YOUR TASK => Provide an exact reproduction of every entry.

RECORDS FOR THE TASK =>
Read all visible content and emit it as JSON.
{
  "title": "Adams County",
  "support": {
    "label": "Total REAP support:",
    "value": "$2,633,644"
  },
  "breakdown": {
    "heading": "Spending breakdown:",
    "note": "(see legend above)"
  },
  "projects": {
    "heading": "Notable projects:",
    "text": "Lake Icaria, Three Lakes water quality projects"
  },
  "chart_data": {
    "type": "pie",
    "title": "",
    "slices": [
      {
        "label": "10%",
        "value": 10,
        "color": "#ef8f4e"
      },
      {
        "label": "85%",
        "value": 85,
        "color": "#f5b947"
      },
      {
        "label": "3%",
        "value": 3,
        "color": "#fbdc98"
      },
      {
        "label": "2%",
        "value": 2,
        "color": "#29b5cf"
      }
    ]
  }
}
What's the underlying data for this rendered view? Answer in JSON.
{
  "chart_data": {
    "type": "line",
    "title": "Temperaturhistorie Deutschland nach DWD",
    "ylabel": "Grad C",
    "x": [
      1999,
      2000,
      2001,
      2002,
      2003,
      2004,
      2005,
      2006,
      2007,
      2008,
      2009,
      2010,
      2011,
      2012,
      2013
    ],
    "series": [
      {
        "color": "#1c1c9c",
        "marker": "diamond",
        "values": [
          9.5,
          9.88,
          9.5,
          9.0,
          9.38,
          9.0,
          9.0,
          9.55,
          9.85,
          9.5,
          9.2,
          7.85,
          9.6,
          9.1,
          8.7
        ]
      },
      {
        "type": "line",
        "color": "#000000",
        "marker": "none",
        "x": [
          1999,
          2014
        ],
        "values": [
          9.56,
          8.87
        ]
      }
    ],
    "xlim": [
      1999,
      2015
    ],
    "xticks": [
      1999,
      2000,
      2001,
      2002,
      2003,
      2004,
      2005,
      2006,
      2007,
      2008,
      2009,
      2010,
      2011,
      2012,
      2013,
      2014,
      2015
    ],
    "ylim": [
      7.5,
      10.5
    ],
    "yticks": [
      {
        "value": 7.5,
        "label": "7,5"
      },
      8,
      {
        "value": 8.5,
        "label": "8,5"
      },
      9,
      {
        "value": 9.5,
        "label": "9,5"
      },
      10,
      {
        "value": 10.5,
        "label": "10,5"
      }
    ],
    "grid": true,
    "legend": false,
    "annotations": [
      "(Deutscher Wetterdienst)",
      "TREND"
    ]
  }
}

TASK SOLUTION =>
Read all visible content and emit it as JSON.
{
  "title": "Adams County",
  "support": {
    "label": "Total REAP support:",
    "value": "$2,633,644"
  },
  "breakdown": {
    "heading": "Spending breakdown:",
    "note": "(see legend above)"
  },
  "projects": {
    "heading": "Notable projects:",
    "text": "Lake Icaria, Three Lakes water quality projects"
  },
  "chart_data": {
    "type": "pie",
    "title": "",
    "slices": [
      {
        "label": "10%",
        "value": 10,
        "color": "#ef8f4e"
      },
      {
        "label": "85%",
        "value": 85,
        "color": "#f5b947"
      },
      {
        "label": "3%",
        "value": 3,
        "color": "#fbdc98"
      },
      {
        "label": "2%",
        "value": 2,
        "color": "#29b5cf"
      }
    ]
  }
}
What's the underlying data for this rendered view? Answer in JSON.
{
  "chart_data": {
    "type": "line",
    "title": "Temperaturhistorie Deutschland nach DWD",
    "ylabel": "Grad C",
    "x": [
      1999,
      2000,
      2001,
      2002,
      2003,
      2004,
      2005,
      2006,
      2007,
      2008,
      2009,
      2010,
      2011,
      2012,
      2013
    ],
    "series": [
      {
        "color": "#1c1c9c",
        "marker": "diamond",
        "values": [
          9.5,
          9.88,
          9.5,
          9.0,
          9.38,
          9.0,
          9.0,
          9.55,
          9.85,
          9.5,
          9.2,
          7.85,
          9.6,
          9.1,
          8.7
        ]
      },
      {
        "type": "line",
        "color": "#000000",
        "marker": "none",
        "x": [
          1999,
          2014
        ],
        "values": [
          9.56,
          8.87
        ]
      }
    ],
    "xlim": [
      1999,
      2015
    ],
    "xticks": [
      1999,
      2000,
      2001,
      2002,
      2003,
      2004,
      2005,
      2006,
      2007,
      2008,
      2009,
      2010,
      2011,
      2012,
      2013,
      2014,
      2015
    ],
    "ylim": [
      7.5,
      10.5
    ],
    "yticks": [
      {
        "value": 7.5,
        "label": "7,5"
      },
      8,
      {
        "value": 8.5,
        "label": "8,5"
      },
      9,
      {
        "value": 9.5,
        "label": "9,5"
      },
      10,
      {
        "value": 10.5,
        "label": "10,5"
      }
    ],
    "grid": true,
    "legend": false,
    "annotations": [
      "(Deutscher Wetterdienst)",
      "TREND"
    ]
  }
}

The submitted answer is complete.